Directions - Output all of the rows below as a Markdown table with the columns No. and Line, giving each row its number and leaving out blank lines.

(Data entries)
┌──

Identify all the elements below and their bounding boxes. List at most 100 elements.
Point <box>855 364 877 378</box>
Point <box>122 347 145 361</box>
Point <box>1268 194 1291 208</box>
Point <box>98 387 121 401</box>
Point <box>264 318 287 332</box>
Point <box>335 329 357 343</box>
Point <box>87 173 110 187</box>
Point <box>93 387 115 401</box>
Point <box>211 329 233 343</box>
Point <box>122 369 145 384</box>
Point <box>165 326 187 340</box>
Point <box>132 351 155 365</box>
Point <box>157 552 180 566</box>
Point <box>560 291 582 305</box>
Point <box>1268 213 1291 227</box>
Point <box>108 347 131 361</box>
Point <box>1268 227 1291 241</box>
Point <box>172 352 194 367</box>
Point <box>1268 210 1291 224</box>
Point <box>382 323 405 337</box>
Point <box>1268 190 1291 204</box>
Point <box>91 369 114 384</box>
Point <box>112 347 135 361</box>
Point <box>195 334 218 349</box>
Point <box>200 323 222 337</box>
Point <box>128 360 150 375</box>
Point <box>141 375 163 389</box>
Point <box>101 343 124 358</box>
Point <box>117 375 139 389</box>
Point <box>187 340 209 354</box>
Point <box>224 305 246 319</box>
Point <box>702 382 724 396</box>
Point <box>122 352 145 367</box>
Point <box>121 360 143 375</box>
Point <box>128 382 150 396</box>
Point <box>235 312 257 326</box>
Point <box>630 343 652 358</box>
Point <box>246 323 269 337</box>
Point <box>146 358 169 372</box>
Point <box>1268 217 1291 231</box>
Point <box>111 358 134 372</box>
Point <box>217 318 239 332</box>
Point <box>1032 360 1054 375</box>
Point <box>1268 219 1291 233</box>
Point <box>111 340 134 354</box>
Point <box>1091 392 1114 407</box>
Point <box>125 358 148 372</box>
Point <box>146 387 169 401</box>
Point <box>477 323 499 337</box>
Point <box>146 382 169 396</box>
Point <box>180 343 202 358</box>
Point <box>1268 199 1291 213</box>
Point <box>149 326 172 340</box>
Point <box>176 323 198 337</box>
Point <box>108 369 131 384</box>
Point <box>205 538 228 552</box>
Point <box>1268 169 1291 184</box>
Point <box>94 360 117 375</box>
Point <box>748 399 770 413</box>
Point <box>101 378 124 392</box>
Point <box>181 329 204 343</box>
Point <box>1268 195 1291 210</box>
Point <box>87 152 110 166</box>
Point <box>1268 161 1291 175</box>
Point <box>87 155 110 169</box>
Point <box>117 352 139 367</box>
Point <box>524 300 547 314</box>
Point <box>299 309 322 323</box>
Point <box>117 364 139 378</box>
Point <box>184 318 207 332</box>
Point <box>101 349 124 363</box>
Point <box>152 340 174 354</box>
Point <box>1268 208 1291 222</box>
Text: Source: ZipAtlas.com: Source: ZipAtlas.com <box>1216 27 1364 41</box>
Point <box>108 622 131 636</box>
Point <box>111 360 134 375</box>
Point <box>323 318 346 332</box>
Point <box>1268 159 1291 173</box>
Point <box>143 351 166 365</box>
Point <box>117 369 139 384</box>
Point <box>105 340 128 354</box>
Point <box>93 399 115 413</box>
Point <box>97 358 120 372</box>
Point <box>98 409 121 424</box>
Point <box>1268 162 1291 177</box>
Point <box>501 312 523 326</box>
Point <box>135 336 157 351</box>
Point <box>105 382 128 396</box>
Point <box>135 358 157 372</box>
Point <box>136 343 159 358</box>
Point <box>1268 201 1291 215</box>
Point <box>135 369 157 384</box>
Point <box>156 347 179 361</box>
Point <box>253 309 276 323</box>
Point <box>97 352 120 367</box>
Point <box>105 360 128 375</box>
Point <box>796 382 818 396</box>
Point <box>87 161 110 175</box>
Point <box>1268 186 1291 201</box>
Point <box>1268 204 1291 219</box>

└──

Expected output -
| No. | Line |
|---|---|
| 1 | Identify all the elements below and their bounding boxes. List at most 100 elements. |
| 2 | Point <box>855 364 877 378</box> |
| 3 | Point <box>122 347 145 361</box> |
| 4 | Point <box>1268 194 1291 208</box> |
| 5 | Point <box>98 387 121 401</box> |
| 6 | Point <box>264 318 287 332</box> |
| 7 | Point <box>335 329 357 343</box> |
| 8 | Point <box>87 173 110 187</box> |
| 9 | Point <box>93 387 115 401</box> |
| 10 | Point <box>211 329 233 343</box> |
| 11 | Point <box>122 369 145 384</box> |
| 12 | Point <box>165 326 187 340</box> |
| 13 | Point <box>132 351 155 365</box> |
| 14 | Point <box>157 552 180 566</box> |
| 15 | Point <box>560 291 582 305</box> |
| 16 | Point <box>1268 213 1291 227</box> |
| 17 | Point <box>108 347 131 361</box> |
| 18 | Point <box>1268 227 1291 241</box> |
| 19 | Point <box>172 352 194 367</box> |
| 20 | Point <box>1268 210 1291 224</box> |
| 21 | Point <box>382 323 405 337</box> |
| 22 | Point <box>1268 190 1291 204</box> |
| 23 | Point <box>91 369 114 384</box> |
| 24 | Point <box>112 347 135 361</box> |
| 25 | Point <box>195 334 218 349</box> |
| 26 | Point <box>200 323 222 337</box> |
| 27 | Point <box>128 360 150 375</box> |
| 28 | Point <box>141 375 163 389</box> |
| 29 | Point <box>101 343 124 358</box> |
| 30 | Point <box>117 375 139 389</box> |
| 31 | Point <box>187 340 209 354</box> |
| 32 | Point <box>224 305 246 319</box> |
| 33 | Point <box>702 382 724 396</box> |
| 34 | Point <box>122 352 145 367</box> |
| 35 | Point <box>121 360 143 375</box> |
| 36 | Point <box>128 382 150 396</box> |
| 37 | Point <box>235 312 257 326</box> |
| 38 | Point <box>630 343 652 358</box> |
| 39 | Point <box>246 323 269 337</box> |
| 40 | Point <box>146 358 169 372</box> |
| 41 | Point <box>1268 217 1291 231</box> |
| 42 | Point <box>111 358 134 372</box> |
| 43 | Point <box>217 318 239 332</box> |
| 44 | Point <box>1032 360 1054 375</box> |
| 45 | Point <box>1268 219 1291 233</box> |
| 46 | Point <box>111 340 134 354</box> |
| 47 | Point <box>1091 392 1114 407</box> |
| 48 | Point <box>125 358 148 372</box> |
| 49 | Point <box>146 387 169 401</box> |
| 50 | Point <box>477 323 499 337</box> |
| 51 | Point <box>146 382 169 396</box> |
| 52 | Point <box>180 343 202 358</box> |
| 53 | Point <box>1268 199 1291 213</box> |
| 54 | Point <box>149 326 172 340</box> |
| 55 | Point <box>176 323 198 337</box> |
| 56 | Point <box>108 369 131 384</box> |
| 57 | Point <box>205 538 228 552</box> |
| 58 | Point <box>1268 169 1291 184</box> |
| 59 | Point <box>94 360 117 375</box> |
| 60 | Point <box>748 399 770 413</box> |
| 61 | Point <box>101 378 124 392</box> |
| 62 | Point <box>181 329 204 343</box> |
| 63 | Point <box>1268 195 1291 210</box> |
| 64 | Point <box>87 152 110 166</box> |
| 65 | Point <box>1268 161 1291 175</box> |
| 66 | Point <box>87 155 110 169</box> |
| 67 | Point <box>117 352 139 367</box> |
| 68 | Point <box>524 300 547 314</box> |
| 69 | Point <box>299 309 322 323</box> |
| 70 | Point <box>117 364 139 378</box> |
| 71 | Point <box>184 318 207 332</box> |
| 72 | Point <box>101 349 124 363</box> |
| 73 | Point <box>152 340 174 354</box> |
| 74 | Point <box>1268 208 1291 222</box> |
| 75 | Text: Source: ZipAtlas.com: Source: ZipAtlas.com <box>1216 27 1364 41</box> |
| 76 | Point <box>108 622 131 636</box> |
| 77 | Point <box>111 360 134 375</box> |
| 78 | Point <box>323 318 346 332</box> |
| 79 | Point <box>1268 159 1291 173</box> |
| 80 | Point <box>143 351 166 365</box> |
| 81 | Point <box>117 369 139 384</box> |
| 82 | Point <box>105 340 128 354</box> |
| 83 | Point <box>93 399 115 413</box> |
| 84 | Point <box>97 358 120 372</box> |
| 85 | Point <box>98 409 121 424</box> |
| 86 | Point <box>1268 162 1291 177</box> |
| 87 | Point <box>501 312 523 326</box> |
| 88 | Point <box>135 336 157 351</box> |
| 89 | Point <box>105 382 128 396</box> |
| 90 | Point <box>135 358 157 372</box> |
| 91 | Point <box>136 343 159 358</box> |
| 92 | Point <box>1268 201 1291 215</box> |
| 93 | Point <box>135 369 157 384</box> |
| 94 | Point <box>156 347 179 361</box> |
| 95 | Point <box>253 309 276 323</box> |
| 96 | Point <box>97 352 120 367</box> |
| 97 | Point <box>105 360 128 375</box> |
| 98 | Point <box>796 382 818 396</box> |
| 99 | Point <box>87 161 110 175</box> |
| 100 | Point <box>1268 186 1291 201</box> |
| 101 | Point <box>1268 204 1291 219</box> |